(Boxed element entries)
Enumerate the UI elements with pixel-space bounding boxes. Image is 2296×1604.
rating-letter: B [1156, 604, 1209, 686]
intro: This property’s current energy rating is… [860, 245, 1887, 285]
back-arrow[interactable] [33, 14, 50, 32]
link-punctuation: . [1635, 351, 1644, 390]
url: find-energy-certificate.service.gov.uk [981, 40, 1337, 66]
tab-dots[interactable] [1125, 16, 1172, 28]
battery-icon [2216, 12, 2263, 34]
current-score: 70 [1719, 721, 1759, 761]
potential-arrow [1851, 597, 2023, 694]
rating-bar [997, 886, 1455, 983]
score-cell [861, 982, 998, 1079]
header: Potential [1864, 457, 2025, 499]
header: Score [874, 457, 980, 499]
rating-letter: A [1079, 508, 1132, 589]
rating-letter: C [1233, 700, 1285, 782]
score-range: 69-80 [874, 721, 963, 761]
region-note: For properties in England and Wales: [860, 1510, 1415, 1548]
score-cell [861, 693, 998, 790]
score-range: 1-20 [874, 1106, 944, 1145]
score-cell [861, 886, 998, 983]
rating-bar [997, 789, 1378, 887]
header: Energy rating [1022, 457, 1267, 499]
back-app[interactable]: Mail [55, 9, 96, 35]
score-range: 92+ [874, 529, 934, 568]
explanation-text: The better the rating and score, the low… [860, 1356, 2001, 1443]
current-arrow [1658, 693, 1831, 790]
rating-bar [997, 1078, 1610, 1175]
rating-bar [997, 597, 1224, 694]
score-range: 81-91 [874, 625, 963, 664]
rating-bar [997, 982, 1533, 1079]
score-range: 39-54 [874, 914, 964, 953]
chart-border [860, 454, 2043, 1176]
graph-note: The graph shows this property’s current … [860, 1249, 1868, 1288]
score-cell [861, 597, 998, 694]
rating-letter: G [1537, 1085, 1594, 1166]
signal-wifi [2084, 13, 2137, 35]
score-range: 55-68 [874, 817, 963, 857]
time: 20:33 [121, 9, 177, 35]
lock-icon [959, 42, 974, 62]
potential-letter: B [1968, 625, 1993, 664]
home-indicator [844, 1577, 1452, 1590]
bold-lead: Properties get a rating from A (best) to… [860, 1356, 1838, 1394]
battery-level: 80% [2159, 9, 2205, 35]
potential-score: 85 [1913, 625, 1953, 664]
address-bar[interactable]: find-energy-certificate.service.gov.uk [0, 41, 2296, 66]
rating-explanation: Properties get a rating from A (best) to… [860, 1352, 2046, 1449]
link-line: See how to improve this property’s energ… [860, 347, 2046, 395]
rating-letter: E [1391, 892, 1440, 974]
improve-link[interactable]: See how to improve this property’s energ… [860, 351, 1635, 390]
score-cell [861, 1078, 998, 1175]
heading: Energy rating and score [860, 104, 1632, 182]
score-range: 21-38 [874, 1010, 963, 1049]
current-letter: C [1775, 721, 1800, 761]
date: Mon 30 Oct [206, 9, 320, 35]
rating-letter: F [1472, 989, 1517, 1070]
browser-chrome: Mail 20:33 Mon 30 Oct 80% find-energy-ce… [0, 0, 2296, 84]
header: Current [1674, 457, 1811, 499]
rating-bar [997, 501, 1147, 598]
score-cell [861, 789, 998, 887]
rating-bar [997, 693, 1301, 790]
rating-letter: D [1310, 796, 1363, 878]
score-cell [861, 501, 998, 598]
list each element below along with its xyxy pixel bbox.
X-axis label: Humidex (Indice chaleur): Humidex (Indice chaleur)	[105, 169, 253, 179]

**What you need to do**
Reproduce verbatim the entries starting at the first line and ending at the line containing "potential-arrow [1851, 597, 2023, 694]", including both of those lines.

**Complete answer**
Enumerate the UI elements with pixel-space bounding boxes. Image is 2296×1604.
rating-letter: B [1156, 604, 1209, 686]
intro: This property’s current energy rating is… [860, 245, 1887, 285]
back-arrow[interactable] [33, 14, 50, 32]
link-punctuation: . [1635, 351, 1644, 390]
url: find-energy-certificate.service.gov.uk [981, 40, 1337, 66]
tab-dots[interactable] [1125, 16, 1172, 28]
battery-icon [2216, 12, 2263, 34]
current-score: 70 [1719, 721, 1759, 761]
potential-arrow [1851, 597, 2023, 694]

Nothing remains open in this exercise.